Provided data:
/---
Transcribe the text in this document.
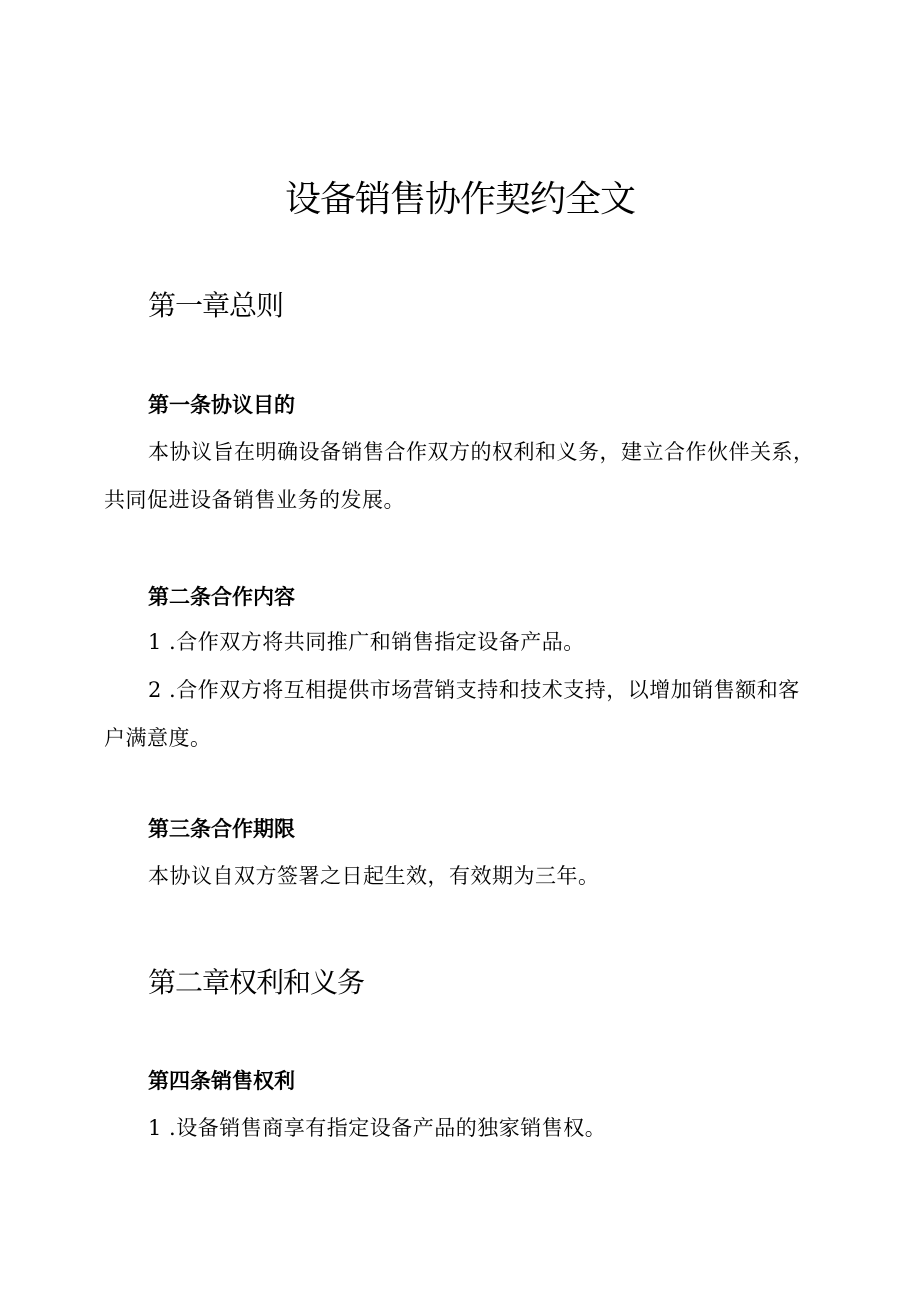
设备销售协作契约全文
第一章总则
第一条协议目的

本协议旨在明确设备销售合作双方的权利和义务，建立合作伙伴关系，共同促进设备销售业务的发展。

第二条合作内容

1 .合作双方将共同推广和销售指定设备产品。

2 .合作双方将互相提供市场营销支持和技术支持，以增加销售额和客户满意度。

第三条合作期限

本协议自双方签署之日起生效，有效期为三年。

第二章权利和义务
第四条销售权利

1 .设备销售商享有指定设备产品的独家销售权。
\---
Do this: Will you restate every entry word for word and omit the images?

Output for this exercise:
Transcribe the text in this document.
设备销售协作契约全文
第一章总则
第一条协议目的

本协议旨在明确设备销售合作双方的权利和义务，建立合作伙伴关系，共同促进设备销售业务的发展。

第二条合作内容

1 .合作双方将共同推广和销售指定设备产品。

2 .合作双方将互相提供市场营销支持和技术支持，以增加销售额和客户满意度。

第三条合作期限

本协议自双方签署之日起生效，有效期为三年。

第二章权利和义务
第四条销售权利

1 .设备销售商享有指定设备产品的独家销售权。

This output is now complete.